Records from a collection:
[BEGIN]
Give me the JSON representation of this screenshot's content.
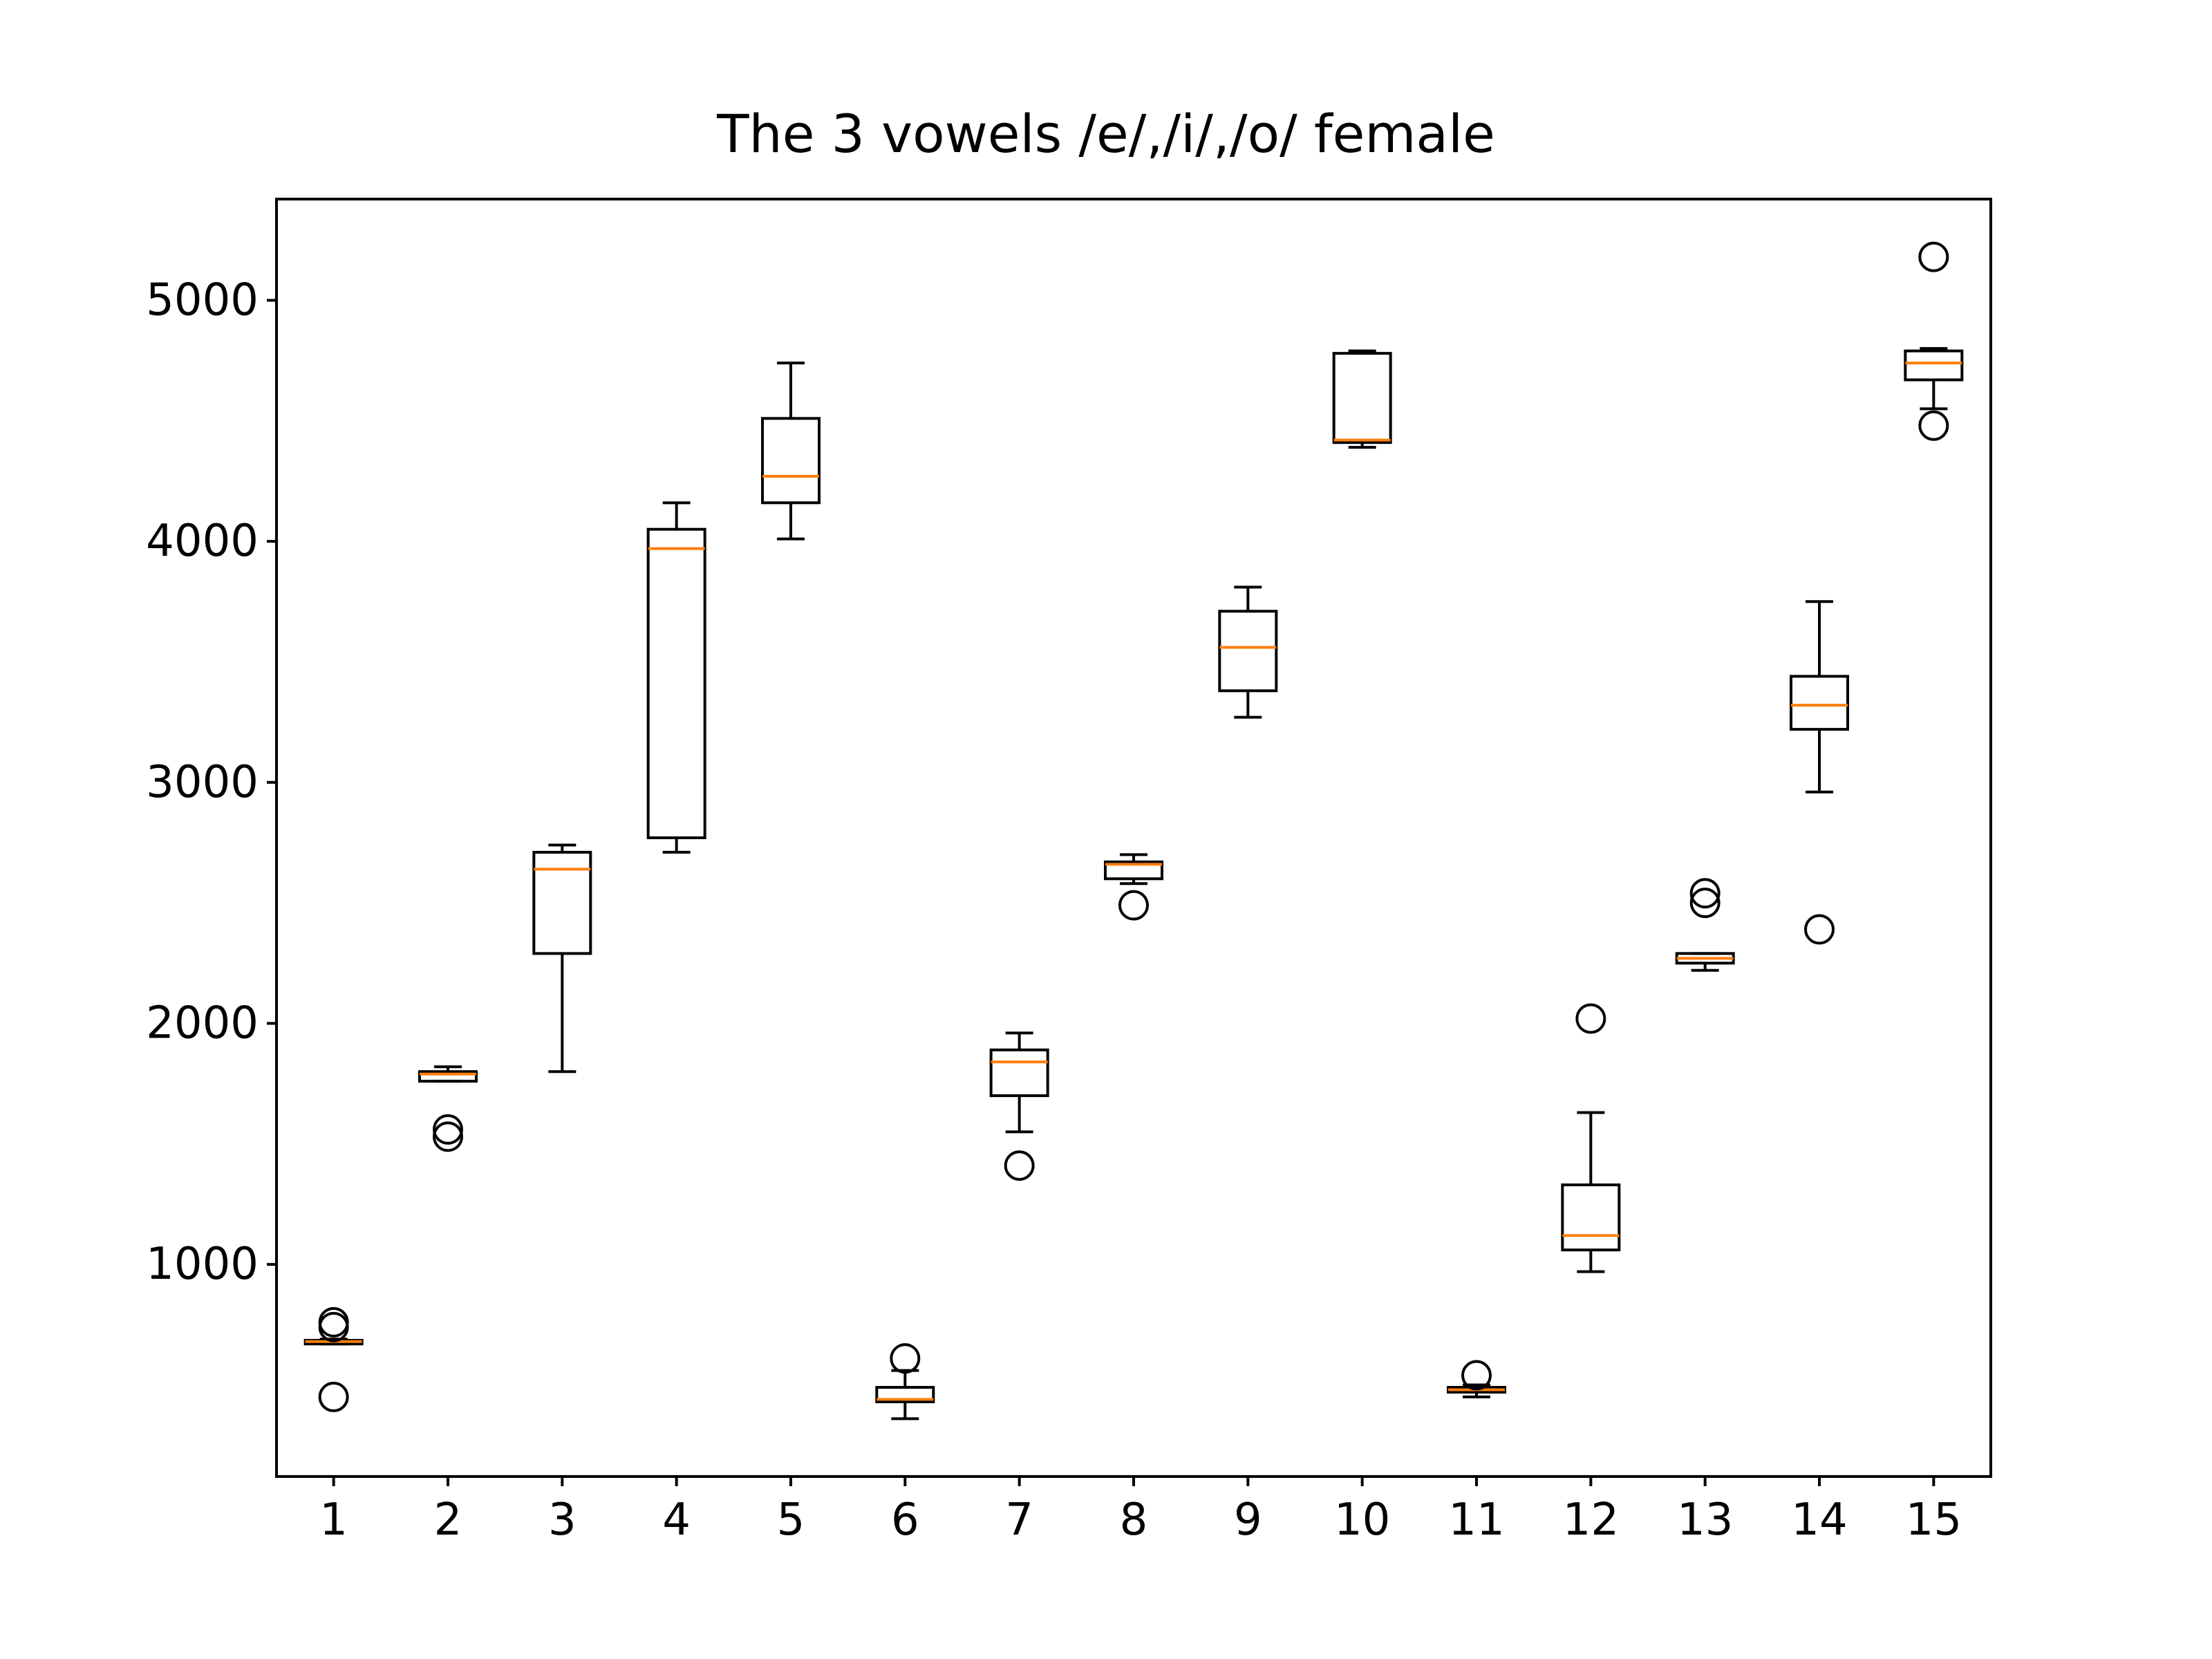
{
  "chart_data": {
    "type": "box",
    "title": "The 3 vowels /e/,/i/,/o/ female",
    "xlabel": "",
    "ylabel": "",
    "ylim": [
      120,
      5420
    ],
    "xlim": [
      0.5,
      15.5
    ],
    "yticks": [
      1000,
      2000,
      3000,
      4000,
      5000
    ],
    "grid": false,
    "colors": {
      "median": "#ff7f0e",
      "box": "#000000"
    },
    "categories": [
      "1",
      "2",
      "3",
      "4",
      "5",
      "6",
      "7",
      "8",
      "9",
      "10",
      "11",
      "12",
      "13",
      "14",
      "15"
    ],
    "boxes": [
      {
        "label": "1",
        "whislo": 670,
        "q1": 670,
        "med": 680,
        "q3": 685,
        "whishi": 690,
        "fliers": [
          760,
          740,
          450
        ]
      },
      {
        "label": "2",
        "whislo": 1760,
        "q1": 1760,
        "med": 1790,
        "q3": 1800,
        "whishi": 1820,
        "fliers": [
          1560,
          1530
        ]
      },
      {
        "label": "3",
        "whislo": 1800,
        "q1": 2290,
        "med": 2640,
        "q3": 2710,
        "whishi": 2740,
        "fliers": []
      },
      {
        "label": "4",
        "whislo": 2710,
        "q1": 2770,
        "med": 3970,
        "q3": 4050,
        "whishi": 4160,
        "fliers": []
      },
      {
        "label": "5",
        "whislo": 4010,
        "q1": 4160,
        "med": 4270,
        "q3": 4510,
        "whishi": 4740,
        "fliers": []
      },
      {
        "label": "6",
        "whislo": 360,
        "q1": 430,
        "med": 440,
        "q3": 490,
        "whishi": 560,
        "fliers": [
          610
        ]
      },
      {
        "label": "7",
        "whislo": 1550,
        "q1": 1700,
        "med": 1840,
        "q3": 1890,
        "whishi": 1960,
        "fliers": [
          1410
        ]
      },
      {
        "label": "8",
        "whislo": 2580,
        "q1": 2600,
        "med": 2660,
        "q3": 2670,
        "whishi": 2700,
        "fliers": [
          2490
        ]
      },
      {
        "label": "9",
        "whislo": 3270,
        "q1": 3380,
        "med": 3560,
        "q3": 3710,
        "whishi": 3810,
        "fliers": []
      },
      {
        "label": "10",
        "whislo": 4390,
        "q1": 4410,
        "med": 4420,
        "q3": 4780,
        "whishi": 4790,
        "fliers": []
      },
      {
        "label": "11",
        "whislo": 450,
        "q1": 470,
        "med": 480,
        "q3": 490,
        "whishi": 500,
        "fliers": [
          540
        ]
      },
      {
        "label": "12",
        "whislo": 970,
        "q1": 1060,
        "med": 1120,
        "q3": 1330,
        "whishi": 1630,
        "fliers": [
          2020
        ]
      },
      {
        "label": "13",
        "whislo": 2220,
        "q1": 2250,
        "med": 2270,
        "q3": 2290,
        "whishi": 2290,
        "fliers": [
          2540,
          2500
        ]
      },
      {
        "label": "14",
        "whislo": 2960,
        "q1": 3220,
        "med": 3320,
        "q3": 3440,
        "whishi": 3750,
        "fliers": [
          2390
        ]
      },
      {
        "label": "15",
        "whislo": 4550,
        "q1": 4670,
        "med": 4740,
        "q3": 4790,
        "whishi": 4800,
        "fliers": [
          5180,
          4480
        ]
      }
    ]
  }
}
[END]
Stated problem
In your copy, leave out the pictures and reproduce the material above exactly.

Response to the exercise
Give me the JSON representation of this screenshot's content.
{
  "chart_data": {
    "type": "box",
    "title": "The 3 vowels /e/,/i/,/o/ female",
    "xlabel": "",
    "ylabel": "",
    "ylim": [
      120,
      5420
    ],
    "xlim": [
      0.5,
      15.5
    ],
    "yticks": [
      1000,
      2000,
      3000,
      4000,
      5000
    ],
    "grid": false,
    "colors": {
      "median": "#ff7f0e",
      "box": "#000000"
    },
    "categories": [
      "1",
      "2",
      "3",
      "4",
      "5",
      "6",
      "7",
      "8",
      "9",
      "10",
      "11",
      "12",
      "13",
      "14",
      "15"
    ],
    "boxes": [
      {
        "label": "1",
        "whislo": 670,
        "q1": 670,
        "med": 680,
        "q3": 685,
        "whishi": 690,
        "fliers": [
          760,
          740,
          450
        ]
      },
      {
        "label": "2",
        "whislo": 1760,
        "q1": 1760,
        "med": 1790,
        "q3": 1800,
        "whishi": 1820,
        "fliers": [
          1560,
          1530
        ]
      },
      {
        "label": "3",
        "whislo": 1800,
        "q1": 2290,
        "med": 2640,
        "q3": 2710,
        "whishi": 2740,
        "fliers": []
      },
      {
        "label": "4",
        "whislo": 2710,
        "q1": 2770,
        "med": 3970,
        "q3": 4050,
        "whishi": 4160,
        "fliers": []
      },
      {
        "label": "5",
        "whislo": 4010,
        "q1": 4160,
        "med": 4270,
        "q3": 4510,
        "whishi": 4740,
        "fliers": []
      },
      {
        "label": "6",
        "whislo": 360,
        "q1": 430,
        "med": 440,
        "q3": 490,
        "whishi": 560,
        "fliers": [
          610
        ]
      },
      {
        "label": "7",
        "whislo": 1550,
        "q1": 1700,
        "med": 1840,
        "q3": 1890,
        "whishi": 1960,
        "fliers": [
          1410
        ]
      },
      {
        "label": "8",
        "whislo": 2580,
        "q1": 2600,
        "med": 2660,
        "q3": 2670,
        "whishi": 2700,
        "fliers": [
          2490
        ]
      },
      {
        "label": "9",
        "whislo": 3270,
        "q1": 3380,
        "med": 3560,
        "q3": 3710,
        "whishi": 3810,
        "fliers": []
      },
      {
        "label": "10",
        "whislo": 4390,
        "q1": 4410,
        "med": 4420,
        "q3": 4780,
        "whishi": 4790,
        "fliers": []
      },
      {
        "label": "11",
        "whislo": 450,
        "q1": 470,
        "med": 480,
        "q3": 490,
        "whishi": 500,
        "fliers": [
          540
        ]
      },
      {
        "label": "12",
        "whislo": 970,
        "q1": 1060,
        "med": 1120,
        "q3": 1330,
        "whishi": 1630,
        "fliers": [
          2020
        ]
      },
      {
        "label": "13",
        "whislo": 2220,
        "q1": 2250,
        "med": 2270,
        "q3": 2290,
        "whishi": 2290,
        "fliers": [
          2540,
          2500
        ]
      },
      {
        "label": "14",
        "whislo": 2960,
        "q1": 3220,
        "med": 3320,
        "q3": 3440,
        "whishi": 3750,
        "fliers": [
          2390
        ]
      },
      {
        "label": "15",
        "whislo": 4550,
        "q1": 4670,
        "med": 4740,
        "q3": 4790,
        "whishi": 4800,
        "fliers": [
          5180,
          4480
        ]
      }
    ]
  }
}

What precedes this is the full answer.